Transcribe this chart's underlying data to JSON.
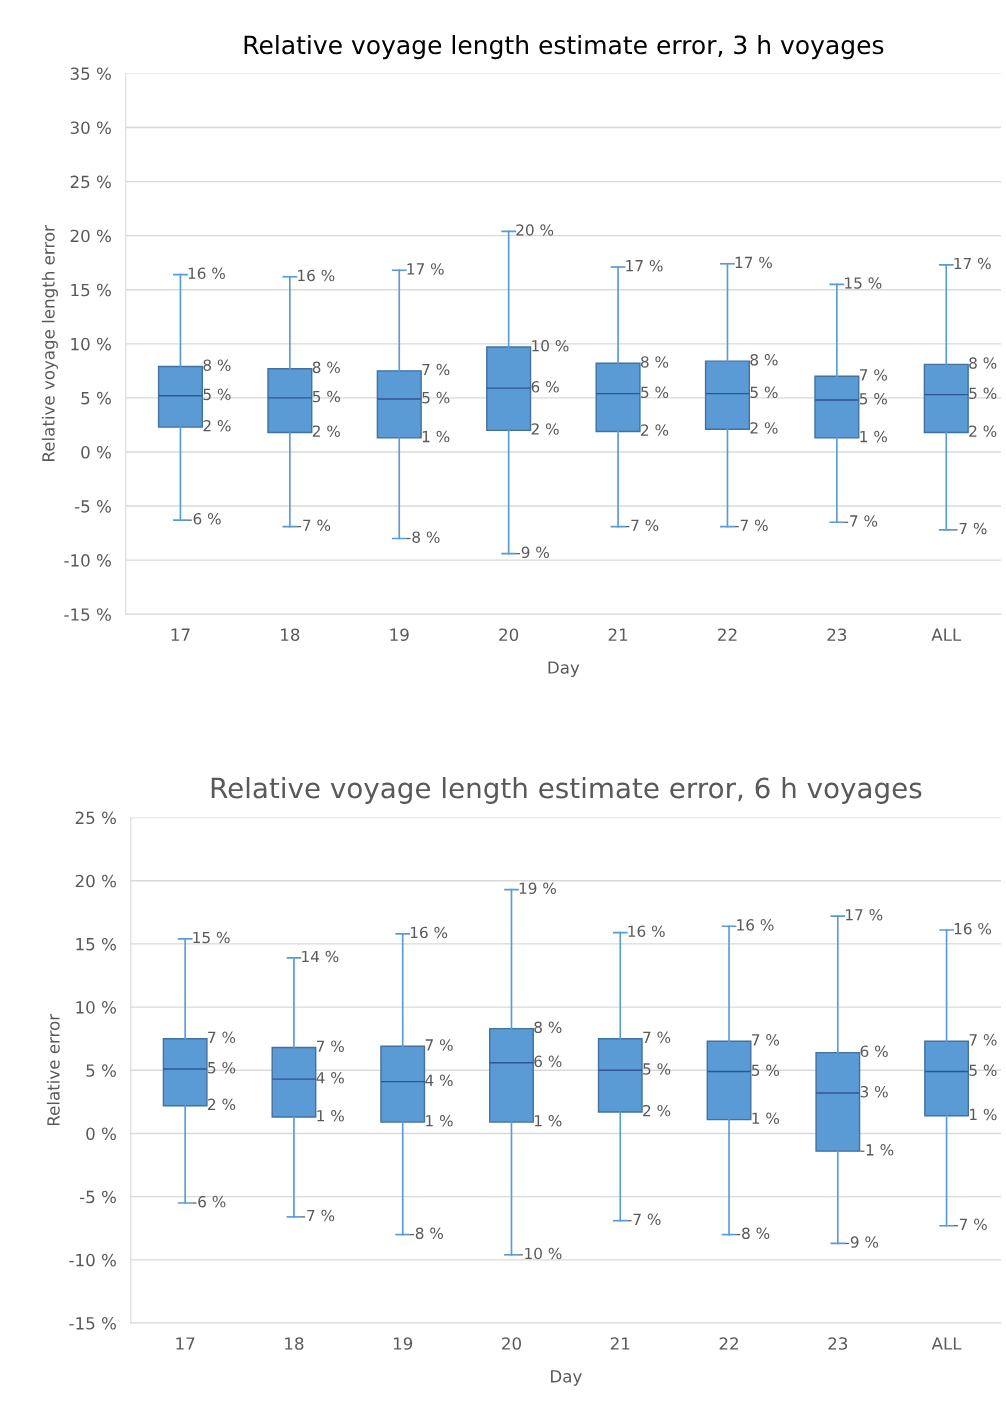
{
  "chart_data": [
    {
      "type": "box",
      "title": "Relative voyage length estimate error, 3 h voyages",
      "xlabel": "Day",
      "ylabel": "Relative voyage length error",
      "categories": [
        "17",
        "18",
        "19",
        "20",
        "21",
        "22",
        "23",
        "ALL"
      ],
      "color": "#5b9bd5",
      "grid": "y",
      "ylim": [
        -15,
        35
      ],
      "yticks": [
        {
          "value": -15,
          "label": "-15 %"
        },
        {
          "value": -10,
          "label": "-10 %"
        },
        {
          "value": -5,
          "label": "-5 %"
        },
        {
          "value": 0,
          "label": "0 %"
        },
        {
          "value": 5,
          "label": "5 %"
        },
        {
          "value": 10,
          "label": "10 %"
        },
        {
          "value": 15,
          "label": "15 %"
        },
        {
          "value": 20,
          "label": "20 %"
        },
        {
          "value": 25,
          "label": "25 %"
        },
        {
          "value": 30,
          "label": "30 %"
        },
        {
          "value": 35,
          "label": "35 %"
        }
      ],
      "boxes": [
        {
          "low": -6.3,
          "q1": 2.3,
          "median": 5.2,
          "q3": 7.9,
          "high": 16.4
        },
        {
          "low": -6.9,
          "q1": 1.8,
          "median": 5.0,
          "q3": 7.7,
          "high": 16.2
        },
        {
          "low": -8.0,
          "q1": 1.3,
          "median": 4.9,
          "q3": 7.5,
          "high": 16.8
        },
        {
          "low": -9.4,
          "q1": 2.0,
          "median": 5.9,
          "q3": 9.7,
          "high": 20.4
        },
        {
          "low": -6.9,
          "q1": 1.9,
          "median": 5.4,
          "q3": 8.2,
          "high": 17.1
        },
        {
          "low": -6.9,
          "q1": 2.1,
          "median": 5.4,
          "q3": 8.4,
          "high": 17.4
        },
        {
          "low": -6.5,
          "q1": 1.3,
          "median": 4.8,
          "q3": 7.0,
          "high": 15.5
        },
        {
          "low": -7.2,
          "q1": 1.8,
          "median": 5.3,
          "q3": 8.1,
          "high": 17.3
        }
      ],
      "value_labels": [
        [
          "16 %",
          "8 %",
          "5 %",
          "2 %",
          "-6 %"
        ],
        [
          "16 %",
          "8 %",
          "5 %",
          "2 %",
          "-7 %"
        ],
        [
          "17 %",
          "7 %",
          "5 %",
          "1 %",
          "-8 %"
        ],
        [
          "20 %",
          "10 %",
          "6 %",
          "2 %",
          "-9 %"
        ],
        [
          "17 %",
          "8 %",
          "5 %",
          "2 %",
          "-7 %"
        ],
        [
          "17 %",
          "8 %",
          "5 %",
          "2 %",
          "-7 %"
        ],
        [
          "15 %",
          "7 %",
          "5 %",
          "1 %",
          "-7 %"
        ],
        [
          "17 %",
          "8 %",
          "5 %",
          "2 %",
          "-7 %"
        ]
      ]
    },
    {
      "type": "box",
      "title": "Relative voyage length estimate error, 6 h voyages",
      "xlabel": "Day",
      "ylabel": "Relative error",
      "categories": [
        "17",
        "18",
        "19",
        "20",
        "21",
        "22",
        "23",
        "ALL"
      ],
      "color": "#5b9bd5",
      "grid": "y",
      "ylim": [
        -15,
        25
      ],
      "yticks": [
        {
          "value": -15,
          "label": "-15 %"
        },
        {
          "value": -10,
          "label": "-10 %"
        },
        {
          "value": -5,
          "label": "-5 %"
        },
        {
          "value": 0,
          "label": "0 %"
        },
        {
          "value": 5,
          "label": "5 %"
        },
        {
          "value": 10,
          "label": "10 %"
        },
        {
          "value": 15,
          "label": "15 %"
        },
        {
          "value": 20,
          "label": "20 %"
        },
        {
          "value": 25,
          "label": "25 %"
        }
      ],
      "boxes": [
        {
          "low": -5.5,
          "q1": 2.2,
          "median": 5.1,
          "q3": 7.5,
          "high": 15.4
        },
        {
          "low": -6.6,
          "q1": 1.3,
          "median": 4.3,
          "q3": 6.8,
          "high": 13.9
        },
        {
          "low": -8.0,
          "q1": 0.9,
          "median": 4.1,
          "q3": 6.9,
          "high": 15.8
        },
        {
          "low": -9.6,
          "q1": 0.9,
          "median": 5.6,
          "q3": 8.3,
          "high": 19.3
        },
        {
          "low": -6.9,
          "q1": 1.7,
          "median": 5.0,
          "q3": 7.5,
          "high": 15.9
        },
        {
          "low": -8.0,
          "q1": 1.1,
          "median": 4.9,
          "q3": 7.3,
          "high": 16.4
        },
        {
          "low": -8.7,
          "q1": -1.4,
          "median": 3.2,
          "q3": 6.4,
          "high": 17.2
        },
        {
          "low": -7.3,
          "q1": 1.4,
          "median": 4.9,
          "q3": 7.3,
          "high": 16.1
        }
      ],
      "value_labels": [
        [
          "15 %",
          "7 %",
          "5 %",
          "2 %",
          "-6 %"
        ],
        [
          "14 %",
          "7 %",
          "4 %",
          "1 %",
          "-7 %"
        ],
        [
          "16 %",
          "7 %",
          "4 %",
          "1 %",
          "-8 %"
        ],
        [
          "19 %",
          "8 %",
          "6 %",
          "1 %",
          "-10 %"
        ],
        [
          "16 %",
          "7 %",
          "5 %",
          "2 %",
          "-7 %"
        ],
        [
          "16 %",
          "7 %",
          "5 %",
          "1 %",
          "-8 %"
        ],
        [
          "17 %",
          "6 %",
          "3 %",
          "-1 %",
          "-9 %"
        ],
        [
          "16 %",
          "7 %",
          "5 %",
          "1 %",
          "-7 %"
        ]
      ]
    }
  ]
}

^^^^^^^^^^^^^^^^

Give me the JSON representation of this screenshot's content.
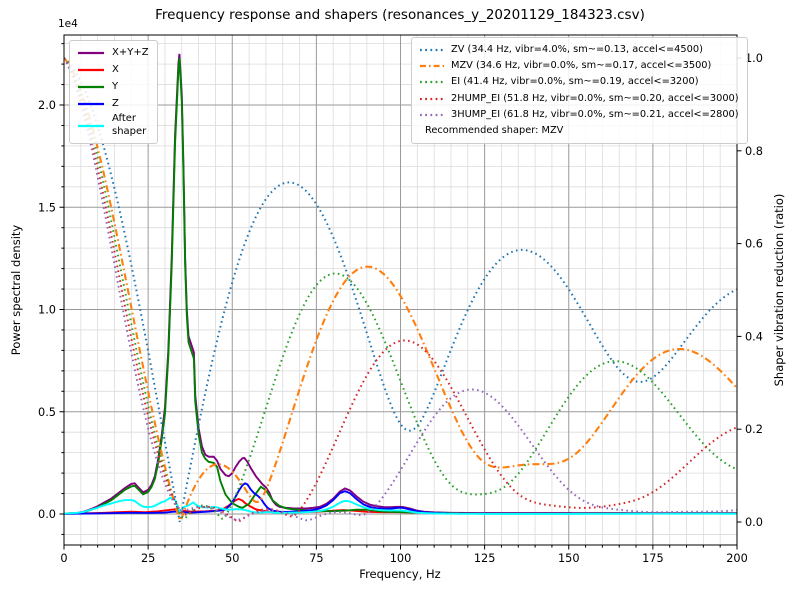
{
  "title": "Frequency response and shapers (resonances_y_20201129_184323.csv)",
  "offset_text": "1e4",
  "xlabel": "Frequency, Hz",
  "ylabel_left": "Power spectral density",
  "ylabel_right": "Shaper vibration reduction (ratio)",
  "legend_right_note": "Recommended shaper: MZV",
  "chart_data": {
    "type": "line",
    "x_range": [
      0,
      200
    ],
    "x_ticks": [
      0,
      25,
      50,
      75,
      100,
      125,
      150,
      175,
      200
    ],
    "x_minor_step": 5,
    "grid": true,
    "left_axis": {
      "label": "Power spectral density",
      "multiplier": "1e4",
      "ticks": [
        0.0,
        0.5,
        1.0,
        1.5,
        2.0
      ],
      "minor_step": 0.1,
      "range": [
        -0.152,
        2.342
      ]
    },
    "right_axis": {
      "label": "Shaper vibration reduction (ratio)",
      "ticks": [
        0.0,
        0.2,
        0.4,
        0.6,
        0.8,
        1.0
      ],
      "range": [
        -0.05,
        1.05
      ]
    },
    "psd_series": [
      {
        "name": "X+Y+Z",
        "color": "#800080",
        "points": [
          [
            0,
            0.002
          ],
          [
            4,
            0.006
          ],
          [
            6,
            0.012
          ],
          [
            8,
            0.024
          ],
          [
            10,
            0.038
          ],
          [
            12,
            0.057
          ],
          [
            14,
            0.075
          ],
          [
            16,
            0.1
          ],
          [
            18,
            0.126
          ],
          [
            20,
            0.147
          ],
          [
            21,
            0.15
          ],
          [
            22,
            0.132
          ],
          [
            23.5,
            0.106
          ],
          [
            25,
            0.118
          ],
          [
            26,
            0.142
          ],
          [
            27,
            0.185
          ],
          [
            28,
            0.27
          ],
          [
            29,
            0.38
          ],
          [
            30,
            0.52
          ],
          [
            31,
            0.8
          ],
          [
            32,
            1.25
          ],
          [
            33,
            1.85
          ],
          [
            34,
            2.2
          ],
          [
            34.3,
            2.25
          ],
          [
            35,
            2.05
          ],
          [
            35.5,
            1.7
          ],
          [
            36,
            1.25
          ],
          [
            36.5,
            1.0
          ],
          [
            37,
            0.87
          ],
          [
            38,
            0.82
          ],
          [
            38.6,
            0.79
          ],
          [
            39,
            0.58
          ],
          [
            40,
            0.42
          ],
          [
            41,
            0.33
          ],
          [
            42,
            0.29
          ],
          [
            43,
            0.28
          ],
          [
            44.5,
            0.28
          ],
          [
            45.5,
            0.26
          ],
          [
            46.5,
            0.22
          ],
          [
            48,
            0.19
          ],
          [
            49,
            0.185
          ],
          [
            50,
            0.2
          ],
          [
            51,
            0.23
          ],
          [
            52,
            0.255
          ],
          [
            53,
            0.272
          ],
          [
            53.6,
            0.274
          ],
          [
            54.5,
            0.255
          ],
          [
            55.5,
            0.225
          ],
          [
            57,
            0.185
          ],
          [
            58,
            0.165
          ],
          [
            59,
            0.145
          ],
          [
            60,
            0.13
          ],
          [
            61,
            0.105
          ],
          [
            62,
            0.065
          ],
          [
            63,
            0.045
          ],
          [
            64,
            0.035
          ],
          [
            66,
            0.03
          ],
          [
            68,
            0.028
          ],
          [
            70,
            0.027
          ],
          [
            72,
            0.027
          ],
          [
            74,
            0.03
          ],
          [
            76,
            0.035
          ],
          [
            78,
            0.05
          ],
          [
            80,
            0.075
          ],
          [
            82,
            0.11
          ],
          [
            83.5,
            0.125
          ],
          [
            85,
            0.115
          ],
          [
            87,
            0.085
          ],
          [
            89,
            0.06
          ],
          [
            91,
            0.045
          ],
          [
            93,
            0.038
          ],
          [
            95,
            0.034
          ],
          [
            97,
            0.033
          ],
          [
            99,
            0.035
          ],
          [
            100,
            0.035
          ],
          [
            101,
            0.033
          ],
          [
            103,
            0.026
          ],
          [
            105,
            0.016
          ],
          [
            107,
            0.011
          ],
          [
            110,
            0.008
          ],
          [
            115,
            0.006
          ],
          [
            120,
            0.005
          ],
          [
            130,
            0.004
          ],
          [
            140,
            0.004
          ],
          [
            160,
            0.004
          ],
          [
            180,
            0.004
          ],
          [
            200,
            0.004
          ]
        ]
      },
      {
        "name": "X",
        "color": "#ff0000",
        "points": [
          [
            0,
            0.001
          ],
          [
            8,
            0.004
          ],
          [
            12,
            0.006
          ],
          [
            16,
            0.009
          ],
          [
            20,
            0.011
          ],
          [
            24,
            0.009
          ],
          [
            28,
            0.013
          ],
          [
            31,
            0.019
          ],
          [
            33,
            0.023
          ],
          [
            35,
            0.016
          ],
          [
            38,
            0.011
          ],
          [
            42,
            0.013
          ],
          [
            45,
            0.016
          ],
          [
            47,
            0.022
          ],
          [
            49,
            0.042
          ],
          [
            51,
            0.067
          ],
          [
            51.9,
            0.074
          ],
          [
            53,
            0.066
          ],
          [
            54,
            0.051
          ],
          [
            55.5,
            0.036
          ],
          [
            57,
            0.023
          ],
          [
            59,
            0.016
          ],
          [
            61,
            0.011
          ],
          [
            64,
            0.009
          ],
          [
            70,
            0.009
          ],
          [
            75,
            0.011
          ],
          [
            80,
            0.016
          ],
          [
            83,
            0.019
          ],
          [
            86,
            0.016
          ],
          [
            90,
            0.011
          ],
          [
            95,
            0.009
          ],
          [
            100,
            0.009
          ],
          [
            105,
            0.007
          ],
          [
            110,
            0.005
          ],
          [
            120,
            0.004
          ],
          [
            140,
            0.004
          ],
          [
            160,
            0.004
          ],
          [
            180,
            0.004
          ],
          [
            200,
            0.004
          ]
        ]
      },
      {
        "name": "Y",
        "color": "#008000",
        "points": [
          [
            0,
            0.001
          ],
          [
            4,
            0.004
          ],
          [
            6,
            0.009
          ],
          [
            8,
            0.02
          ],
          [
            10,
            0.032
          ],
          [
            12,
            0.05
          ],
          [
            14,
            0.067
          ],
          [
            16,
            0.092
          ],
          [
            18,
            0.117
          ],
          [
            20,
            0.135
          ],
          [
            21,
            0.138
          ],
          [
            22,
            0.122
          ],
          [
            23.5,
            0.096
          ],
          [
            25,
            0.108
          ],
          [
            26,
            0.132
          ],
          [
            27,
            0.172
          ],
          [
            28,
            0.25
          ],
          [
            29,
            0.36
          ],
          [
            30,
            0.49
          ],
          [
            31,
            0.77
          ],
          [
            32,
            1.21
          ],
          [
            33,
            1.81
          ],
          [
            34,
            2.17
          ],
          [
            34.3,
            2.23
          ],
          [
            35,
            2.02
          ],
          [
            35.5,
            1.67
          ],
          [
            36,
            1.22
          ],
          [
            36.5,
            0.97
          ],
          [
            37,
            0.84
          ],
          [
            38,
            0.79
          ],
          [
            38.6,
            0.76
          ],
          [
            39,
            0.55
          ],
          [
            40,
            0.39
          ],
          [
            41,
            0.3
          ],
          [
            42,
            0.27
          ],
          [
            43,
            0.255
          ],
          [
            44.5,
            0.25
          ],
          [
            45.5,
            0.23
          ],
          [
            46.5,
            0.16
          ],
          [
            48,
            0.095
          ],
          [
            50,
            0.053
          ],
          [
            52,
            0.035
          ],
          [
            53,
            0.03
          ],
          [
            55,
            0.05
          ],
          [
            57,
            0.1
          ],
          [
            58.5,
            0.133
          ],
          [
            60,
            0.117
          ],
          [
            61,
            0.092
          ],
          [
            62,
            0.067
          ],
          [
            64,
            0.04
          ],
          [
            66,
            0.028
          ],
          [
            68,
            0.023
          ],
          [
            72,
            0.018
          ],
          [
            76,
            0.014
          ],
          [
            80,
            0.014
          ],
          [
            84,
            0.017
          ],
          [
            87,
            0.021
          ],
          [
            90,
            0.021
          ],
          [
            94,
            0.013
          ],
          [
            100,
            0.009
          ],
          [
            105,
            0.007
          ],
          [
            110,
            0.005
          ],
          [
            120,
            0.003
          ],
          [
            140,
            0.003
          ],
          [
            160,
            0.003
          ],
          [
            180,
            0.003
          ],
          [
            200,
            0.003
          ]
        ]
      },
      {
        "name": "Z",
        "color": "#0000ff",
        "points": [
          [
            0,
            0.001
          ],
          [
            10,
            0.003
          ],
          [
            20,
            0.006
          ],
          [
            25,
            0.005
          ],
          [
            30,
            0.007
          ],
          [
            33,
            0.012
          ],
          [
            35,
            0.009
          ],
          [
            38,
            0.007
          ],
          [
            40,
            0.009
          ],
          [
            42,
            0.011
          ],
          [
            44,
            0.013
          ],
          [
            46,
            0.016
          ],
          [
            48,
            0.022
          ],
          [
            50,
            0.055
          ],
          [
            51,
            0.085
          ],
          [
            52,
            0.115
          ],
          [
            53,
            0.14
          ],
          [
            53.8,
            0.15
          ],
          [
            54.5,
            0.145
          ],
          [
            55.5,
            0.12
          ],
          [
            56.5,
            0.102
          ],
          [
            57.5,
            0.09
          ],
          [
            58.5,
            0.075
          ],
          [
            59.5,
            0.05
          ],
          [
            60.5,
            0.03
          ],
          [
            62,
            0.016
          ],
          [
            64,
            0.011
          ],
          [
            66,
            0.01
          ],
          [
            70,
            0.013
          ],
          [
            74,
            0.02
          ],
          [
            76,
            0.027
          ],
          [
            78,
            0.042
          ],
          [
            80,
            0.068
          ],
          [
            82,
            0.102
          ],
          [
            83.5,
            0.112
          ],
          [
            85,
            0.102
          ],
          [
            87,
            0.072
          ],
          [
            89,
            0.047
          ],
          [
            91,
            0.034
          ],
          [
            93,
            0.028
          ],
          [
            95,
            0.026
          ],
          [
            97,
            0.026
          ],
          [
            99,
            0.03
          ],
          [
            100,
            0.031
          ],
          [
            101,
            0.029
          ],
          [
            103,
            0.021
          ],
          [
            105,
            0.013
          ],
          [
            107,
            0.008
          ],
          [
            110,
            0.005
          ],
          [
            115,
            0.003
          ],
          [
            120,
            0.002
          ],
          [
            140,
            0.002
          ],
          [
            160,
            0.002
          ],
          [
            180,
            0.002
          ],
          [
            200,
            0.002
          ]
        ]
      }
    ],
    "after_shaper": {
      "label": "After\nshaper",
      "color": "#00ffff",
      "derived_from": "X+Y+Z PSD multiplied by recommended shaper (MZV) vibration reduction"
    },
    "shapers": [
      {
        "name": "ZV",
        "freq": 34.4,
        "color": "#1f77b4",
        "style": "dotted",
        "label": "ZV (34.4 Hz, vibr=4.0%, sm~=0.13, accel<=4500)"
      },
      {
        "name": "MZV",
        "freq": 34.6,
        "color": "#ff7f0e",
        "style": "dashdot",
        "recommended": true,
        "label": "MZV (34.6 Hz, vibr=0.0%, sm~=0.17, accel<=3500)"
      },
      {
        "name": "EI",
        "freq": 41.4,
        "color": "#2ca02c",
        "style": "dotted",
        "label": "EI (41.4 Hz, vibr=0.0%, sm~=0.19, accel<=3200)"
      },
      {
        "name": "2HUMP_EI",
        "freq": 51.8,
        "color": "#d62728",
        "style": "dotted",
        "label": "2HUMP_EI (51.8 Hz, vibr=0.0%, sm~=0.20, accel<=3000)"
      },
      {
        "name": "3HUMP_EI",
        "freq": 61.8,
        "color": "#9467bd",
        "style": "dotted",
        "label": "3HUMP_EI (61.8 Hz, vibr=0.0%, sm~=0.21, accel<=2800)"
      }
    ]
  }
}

^^^^^^^^^^^^^^^^

Scan the data above; copy every line where "reduction" appears.

  "ylabel_right": "Shaper vibration reduction (ratio)",
      "label": "Shaper vibration reduction (ratio)",
      "derived_from": "X+Y+Z PSD multiplied by recommended shaper (MZV) vibration reduction"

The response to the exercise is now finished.